#### DATASET:
BEGIN

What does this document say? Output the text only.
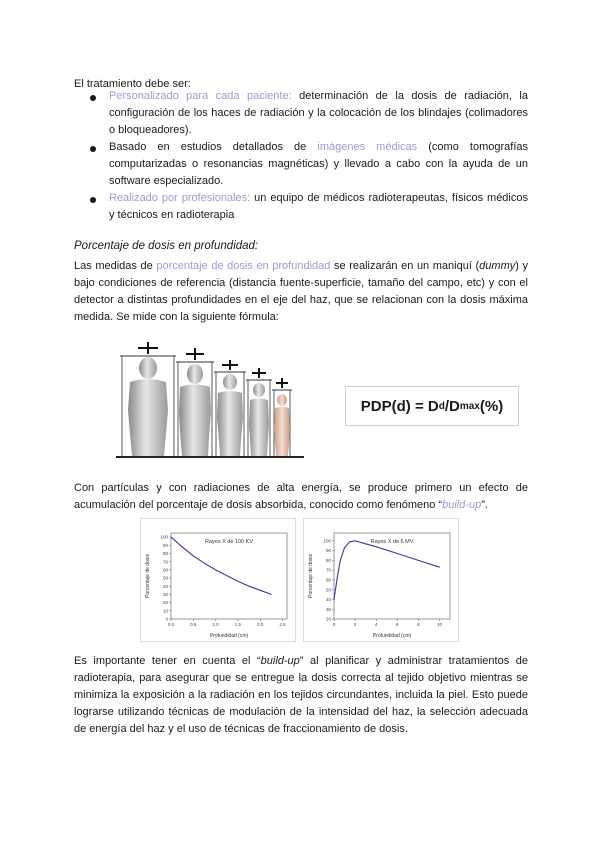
El tratamiento debe ser:
Personalizado para cada paciente: determinación de la dosis de radiación, la configuración de los haces de radiación y la colocación de los blindajes (colimadores o bloqueadores).
Basado en estudios detallados de imágenes médicas (como tomografías computarizadas o resonancias magnéticas) y llevado a cabo con la ayuda de un software especializado.
Realizado por profesionales: un equipo de médicos radioterapeutas, físicos médicos y técnicos en radioterapia
Porcentaje de dosis en profundidad:
Las medidas de porcentaje de dosis en profundidad se realizarán en un maniquí (dummy) y bajo condiciones de referencia (distancia fuente-superficie, tamaño del campo, etc) y con el detector a distintas profundidades en el eje del haz, que se relacionan con la dosis máxima medida. Se mide con la siguiente fórmula:
PDP(d) = D d /D max (%)
Con partículas y con radiaciones de alta energía, se produce primero un efecto de acumulación del porcentaje de dosis absorbida, conocido como fenómeno “build-up”.
Rayos X de 100 KV
0
10
20
30
40
50
60
70
80
90
100
0.0	0.5	1.0	1.5	2.0	2.5
Profundidad (cm)
Porcentaje de dosis
Rayos X de 6 MV
20
30
40
50
60
70
80
90
100
0	2	4	6	8	10
Profundidad (cm)
Porcentaje de dosis
Es importante tener en cuenta el “build-up” al planificar y administrar tratamientos de radioterapia, para asegurar que se entregue la dosis correcta al tejido objetivo mientras se minimiza la exposición a la radiación en los tejidos circundantes, incluida la piel. Esto puede lograrse utilizando técnicas de modulación de la intensidad del haz, la selección adecuada de energía del haz y el uso de técnicas de fraccionamiento de dosis.
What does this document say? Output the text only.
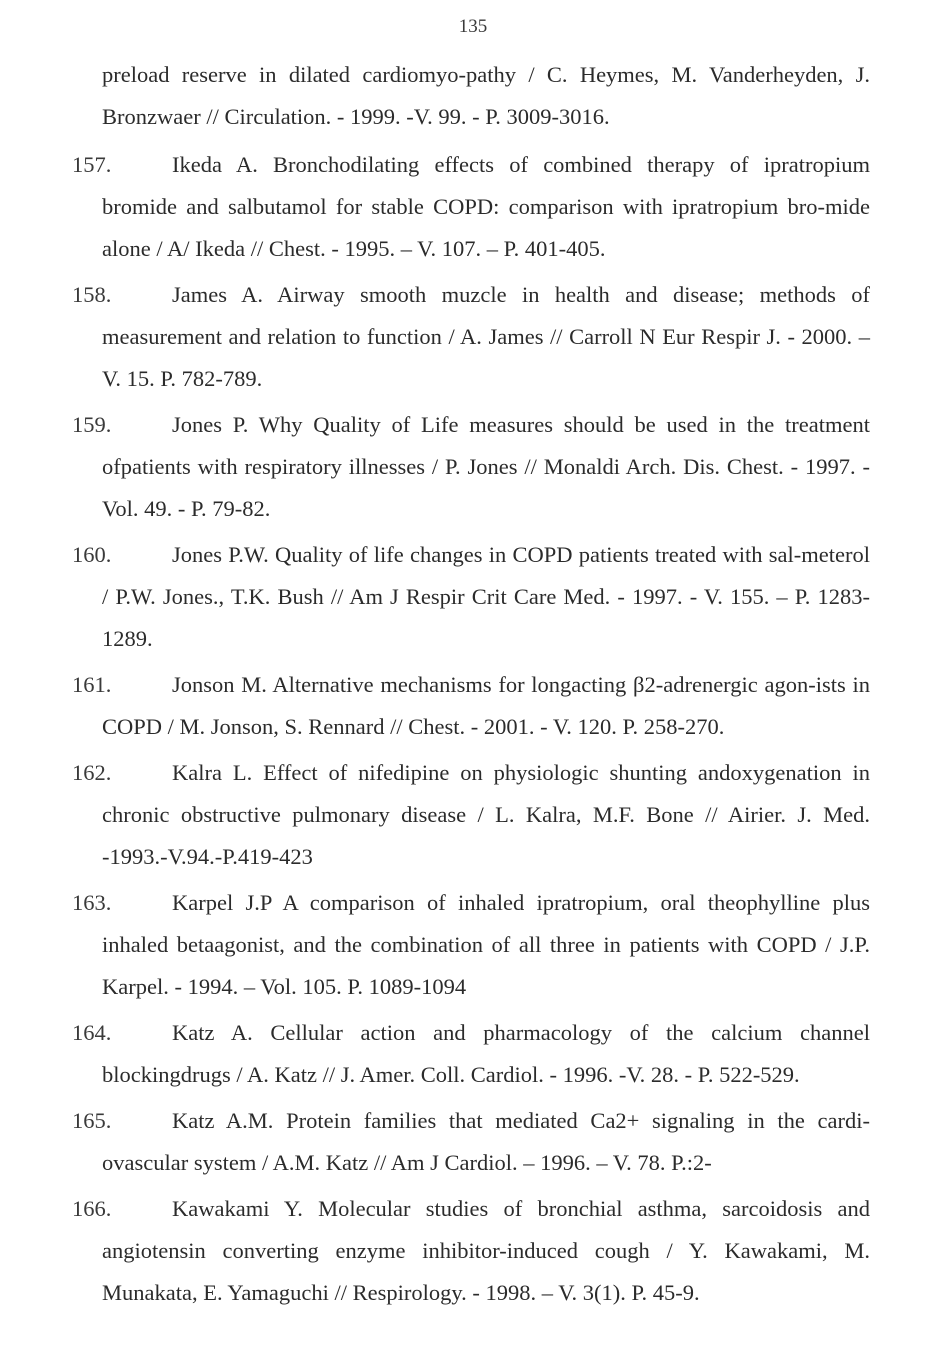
135
preload reserve in dilated cardiomyo-pathy / C. Heymes, M. Vanderheyden, J. Bronzwaer // Circulation. - 1999. -V. 99. - P. 3009-3016.
157.	Ikeda A. Bronchodilating effects of combined therapy of ipratropium bromide and salbutamol for stable COPD: comparison with ipratropium bro-mide alone / A/ Ikeda // Chest. - 1995. – V. 107. – P. 401-405.
158.	James A. Airway smooth muzcle in health and disease; methods of measurement and relation to function / A. James // Carroll N Eur Respir J. - 2000. – V. 15. P. 782-789.
159.	Jones P. Why Quality of Life measures should be used in the treatment ofpatients with respiratory illnesses / P. Jones // Monaldi Arch. Dis. Chest. - 1997. -Vol. 49. - P. 79-82.
160.	Jones P.W. Quality of life changes in COPD patients treated with sal-meterol / P.W. Jones., T.K. Bush // Am J Respir Crit Care Med. - 1997. - V. 155. – P. 1283-1289.
161.	Jonson M. Alternative mechanisms for longacting β2-adrenergic agon-ists in COPD / M. Jonson, S. Rennard // Chest. - 2001. - V. 120. P. 258-270.
162.	Kalra L. Effect of nifedipine on physiologic shunting andoxygenation in chronic obstructive pulmonary disease / L. Kalra, M.F. Bone // Airier. J. Med. -1993.-V.94.-P.419-423
163.	Karpel J.P A comparison of inhaled ipratropium, oral theophylline plus inhaled betaagonist, and the combination of all three in patients with COPD / J.P. Karpel. - 1994. – Vol. 105. P. 1089-1094
164.	Katz A. Cellular action and pharmacology of the calcium channel blockingdrugs / A. Katz // J. Amer. Coll. Cardiol. - 1996. -V. 28. - P. 522-529.
165.	Katz A.M. Protein families that mediated Ca2+ signaling in the cardi-ovascular system / A.M. Katz // Am J Cardiol. – 1996. – V. 78. P.:2-
166.	Kawakami Y. Molecular studies of bronchial asthma, sarcoidosis and angiotensin converting enzyme inhibitor-induced cough / Y. Kawakami, M. Munakata, E. Yamaguchi // Respirology. - 1998. – V. 3(1). P. 45-9.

END

Could you copy each line in the listing above that includes the word "radiación"?

#### COMPLETED TASK:
Personalizado para cada paciente: determinación de la dosis de radiación, la configuración de los haces de radiación y la colocación de los blindajes (colimadores o bloqueadores).
Es importante tener en cuenta el “build-up” al planificar y administrar tratamientos de radioterapia, para asegurar que se entregue la dosis correcta al tejido objetivo mientras se minimiza la exposición a la radiación en los tejidos circundantes, incluida la piel. Esto puede lograrse utilizando técnicas de modulación de la intensidad del haz, la selección adecuada de energía del haz y el uso de técnicas de fraccionamiento de dosis.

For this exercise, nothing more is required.